- Stored records -
— START —

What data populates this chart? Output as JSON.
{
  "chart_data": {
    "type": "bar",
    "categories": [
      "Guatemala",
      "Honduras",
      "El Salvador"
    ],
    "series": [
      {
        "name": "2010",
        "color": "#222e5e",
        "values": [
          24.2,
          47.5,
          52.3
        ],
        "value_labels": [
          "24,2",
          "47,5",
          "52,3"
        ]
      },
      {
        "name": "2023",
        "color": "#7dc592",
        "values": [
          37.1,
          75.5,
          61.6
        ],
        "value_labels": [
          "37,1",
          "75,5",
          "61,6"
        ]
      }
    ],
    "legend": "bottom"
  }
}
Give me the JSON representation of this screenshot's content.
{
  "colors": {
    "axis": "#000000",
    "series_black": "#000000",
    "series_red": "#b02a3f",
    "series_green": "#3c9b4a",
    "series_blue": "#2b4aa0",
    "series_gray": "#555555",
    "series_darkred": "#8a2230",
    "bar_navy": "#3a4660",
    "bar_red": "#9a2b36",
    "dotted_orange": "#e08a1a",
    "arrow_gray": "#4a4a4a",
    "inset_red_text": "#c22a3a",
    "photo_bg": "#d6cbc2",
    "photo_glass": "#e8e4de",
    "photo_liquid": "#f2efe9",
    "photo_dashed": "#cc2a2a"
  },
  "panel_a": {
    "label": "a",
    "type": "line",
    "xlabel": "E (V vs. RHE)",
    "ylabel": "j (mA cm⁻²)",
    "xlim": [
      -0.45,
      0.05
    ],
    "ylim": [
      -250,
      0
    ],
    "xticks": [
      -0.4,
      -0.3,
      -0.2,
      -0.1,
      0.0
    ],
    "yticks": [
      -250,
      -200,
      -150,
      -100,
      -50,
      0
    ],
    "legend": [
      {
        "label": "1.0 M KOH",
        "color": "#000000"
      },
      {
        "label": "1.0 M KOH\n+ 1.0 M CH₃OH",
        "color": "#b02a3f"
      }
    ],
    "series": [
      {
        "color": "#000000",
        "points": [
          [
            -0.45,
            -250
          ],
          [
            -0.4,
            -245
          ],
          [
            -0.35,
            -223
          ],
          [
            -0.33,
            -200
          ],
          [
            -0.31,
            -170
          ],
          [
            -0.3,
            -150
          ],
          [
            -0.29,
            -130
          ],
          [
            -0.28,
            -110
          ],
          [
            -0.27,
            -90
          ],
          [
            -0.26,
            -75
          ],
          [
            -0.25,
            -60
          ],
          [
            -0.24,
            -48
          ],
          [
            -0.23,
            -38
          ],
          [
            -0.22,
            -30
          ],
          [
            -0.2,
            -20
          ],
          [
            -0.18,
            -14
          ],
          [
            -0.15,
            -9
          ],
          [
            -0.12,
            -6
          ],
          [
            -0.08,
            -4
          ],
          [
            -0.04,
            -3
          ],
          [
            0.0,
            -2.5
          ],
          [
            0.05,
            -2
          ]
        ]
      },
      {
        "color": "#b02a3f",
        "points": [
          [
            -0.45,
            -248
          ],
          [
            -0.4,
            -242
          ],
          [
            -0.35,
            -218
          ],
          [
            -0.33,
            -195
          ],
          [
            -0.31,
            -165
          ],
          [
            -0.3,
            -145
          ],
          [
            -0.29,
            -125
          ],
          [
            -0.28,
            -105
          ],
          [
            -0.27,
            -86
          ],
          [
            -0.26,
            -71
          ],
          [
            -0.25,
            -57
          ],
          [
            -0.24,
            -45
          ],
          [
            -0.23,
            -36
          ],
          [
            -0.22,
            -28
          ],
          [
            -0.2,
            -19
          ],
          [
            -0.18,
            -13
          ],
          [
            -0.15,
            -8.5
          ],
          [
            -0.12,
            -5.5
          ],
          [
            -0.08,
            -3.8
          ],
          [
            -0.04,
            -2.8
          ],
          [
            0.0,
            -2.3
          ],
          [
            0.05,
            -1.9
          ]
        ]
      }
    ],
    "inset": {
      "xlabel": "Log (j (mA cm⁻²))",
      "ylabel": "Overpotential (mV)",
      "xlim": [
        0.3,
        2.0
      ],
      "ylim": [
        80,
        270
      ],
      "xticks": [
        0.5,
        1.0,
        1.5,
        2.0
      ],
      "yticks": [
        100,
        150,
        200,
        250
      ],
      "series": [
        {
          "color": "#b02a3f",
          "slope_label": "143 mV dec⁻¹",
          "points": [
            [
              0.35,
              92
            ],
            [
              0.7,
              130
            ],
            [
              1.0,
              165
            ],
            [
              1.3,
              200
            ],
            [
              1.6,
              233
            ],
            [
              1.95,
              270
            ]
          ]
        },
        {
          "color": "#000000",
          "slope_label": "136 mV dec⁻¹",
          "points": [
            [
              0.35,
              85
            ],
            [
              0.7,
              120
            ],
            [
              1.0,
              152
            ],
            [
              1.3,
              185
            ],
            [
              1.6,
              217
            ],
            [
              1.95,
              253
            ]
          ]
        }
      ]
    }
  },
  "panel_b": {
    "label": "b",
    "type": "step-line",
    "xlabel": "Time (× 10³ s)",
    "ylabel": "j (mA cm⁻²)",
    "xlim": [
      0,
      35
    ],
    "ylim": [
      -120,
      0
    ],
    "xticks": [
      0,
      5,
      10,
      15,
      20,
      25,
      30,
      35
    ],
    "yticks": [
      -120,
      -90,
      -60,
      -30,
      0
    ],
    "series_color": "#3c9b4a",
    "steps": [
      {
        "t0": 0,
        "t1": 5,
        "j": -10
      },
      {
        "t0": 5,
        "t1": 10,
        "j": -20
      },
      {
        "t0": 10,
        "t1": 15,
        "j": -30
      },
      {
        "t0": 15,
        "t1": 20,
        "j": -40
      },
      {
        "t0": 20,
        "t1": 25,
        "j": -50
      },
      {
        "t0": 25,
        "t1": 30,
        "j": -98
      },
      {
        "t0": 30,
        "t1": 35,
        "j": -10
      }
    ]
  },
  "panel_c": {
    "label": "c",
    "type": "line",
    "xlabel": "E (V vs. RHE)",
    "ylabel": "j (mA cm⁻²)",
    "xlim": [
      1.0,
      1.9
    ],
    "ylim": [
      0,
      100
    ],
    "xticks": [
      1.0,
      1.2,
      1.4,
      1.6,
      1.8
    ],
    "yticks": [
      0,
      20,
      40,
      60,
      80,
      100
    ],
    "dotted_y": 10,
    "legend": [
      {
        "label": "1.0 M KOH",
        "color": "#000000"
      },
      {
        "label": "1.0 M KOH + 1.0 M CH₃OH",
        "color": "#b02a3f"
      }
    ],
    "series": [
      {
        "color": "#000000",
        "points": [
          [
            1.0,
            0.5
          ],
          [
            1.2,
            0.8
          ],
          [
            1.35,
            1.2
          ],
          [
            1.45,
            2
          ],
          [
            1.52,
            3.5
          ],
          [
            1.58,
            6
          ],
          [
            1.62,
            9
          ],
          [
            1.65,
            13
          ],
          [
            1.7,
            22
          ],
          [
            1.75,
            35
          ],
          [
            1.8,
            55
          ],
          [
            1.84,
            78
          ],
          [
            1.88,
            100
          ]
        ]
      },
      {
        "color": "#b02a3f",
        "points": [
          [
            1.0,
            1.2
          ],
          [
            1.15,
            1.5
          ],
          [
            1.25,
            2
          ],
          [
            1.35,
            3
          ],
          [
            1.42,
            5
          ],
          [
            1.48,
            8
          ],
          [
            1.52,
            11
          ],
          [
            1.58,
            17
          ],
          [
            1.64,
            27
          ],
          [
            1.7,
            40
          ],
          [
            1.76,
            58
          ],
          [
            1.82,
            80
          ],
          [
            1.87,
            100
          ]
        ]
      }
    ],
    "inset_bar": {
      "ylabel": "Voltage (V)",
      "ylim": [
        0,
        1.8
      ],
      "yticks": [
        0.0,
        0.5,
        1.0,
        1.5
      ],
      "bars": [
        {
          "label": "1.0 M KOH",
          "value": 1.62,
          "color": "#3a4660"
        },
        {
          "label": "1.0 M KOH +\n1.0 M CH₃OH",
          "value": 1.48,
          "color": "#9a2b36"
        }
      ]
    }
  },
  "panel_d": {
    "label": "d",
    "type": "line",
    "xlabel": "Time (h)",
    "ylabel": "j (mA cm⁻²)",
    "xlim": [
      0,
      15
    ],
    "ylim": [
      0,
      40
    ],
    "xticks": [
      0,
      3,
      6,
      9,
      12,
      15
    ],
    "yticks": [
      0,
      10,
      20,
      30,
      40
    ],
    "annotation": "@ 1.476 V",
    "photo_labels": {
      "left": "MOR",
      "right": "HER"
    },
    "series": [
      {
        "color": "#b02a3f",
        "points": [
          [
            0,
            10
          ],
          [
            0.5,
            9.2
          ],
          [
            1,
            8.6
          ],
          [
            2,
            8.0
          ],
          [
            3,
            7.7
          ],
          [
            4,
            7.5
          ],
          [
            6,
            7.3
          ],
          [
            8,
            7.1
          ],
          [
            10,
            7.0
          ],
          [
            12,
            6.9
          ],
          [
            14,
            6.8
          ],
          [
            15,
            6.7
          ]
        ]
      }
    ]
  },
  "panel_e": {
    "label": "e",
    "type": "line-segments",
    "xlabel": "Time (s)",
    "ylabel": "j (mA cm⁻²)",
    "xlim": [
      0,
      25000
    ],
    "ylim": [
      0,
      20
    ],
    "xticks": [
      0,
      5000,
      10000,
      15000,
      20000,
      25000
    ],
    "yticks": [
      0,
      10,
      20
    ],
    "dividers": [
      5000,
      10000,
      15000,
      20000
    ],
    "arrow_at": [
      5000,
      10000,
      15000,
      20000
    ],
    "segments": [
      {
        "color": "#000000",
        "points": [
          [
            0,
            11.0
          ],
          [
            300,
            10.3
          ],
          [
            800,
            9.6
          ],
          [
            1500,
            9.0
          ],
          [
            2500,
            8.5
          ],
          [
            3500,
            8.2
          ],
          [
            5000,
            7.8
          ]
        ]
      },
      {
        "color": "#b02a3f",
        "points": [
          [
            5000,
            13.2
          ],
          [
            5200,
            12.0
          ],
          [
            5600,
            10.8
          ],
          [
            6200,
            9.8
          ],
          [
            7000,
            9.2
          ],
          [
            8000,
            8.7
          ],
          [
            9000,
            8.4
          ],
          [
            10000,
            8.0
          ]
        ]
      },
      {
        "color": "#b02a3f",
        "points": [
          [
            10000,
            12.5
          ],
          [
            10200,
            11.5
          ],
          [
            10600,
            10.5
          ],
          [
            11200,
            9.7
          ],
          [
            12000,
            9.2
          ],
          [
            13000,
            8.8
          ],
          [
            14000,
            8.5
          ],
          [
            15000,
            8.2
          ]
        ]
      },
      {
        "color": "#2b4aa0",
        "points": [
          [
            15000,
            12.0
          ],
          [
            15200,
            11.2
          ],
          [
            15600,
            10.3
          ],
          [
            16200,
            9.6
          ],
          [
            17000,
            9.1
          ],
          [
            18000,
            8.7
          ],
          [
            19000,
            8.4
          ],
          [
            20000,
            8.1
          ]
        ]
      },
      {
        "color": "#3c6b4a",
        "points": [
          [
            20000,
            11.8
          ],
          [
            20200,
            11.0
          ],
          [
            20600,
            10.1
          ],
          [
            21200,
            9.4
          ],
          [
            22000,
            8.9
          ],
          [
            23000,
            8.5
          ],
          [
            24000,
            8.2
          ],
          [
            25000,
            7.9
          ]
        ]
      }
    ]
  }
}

— END —

- WHAT IS REQUIRED -
List the lines of the records where "Time" occurs.

- SOLUTION TO THIS EXERCISE -
    "xlabel": "Time (× 10³ s)",
    "xlabel": "Time (h)",
    "xlabel": "Time (s)",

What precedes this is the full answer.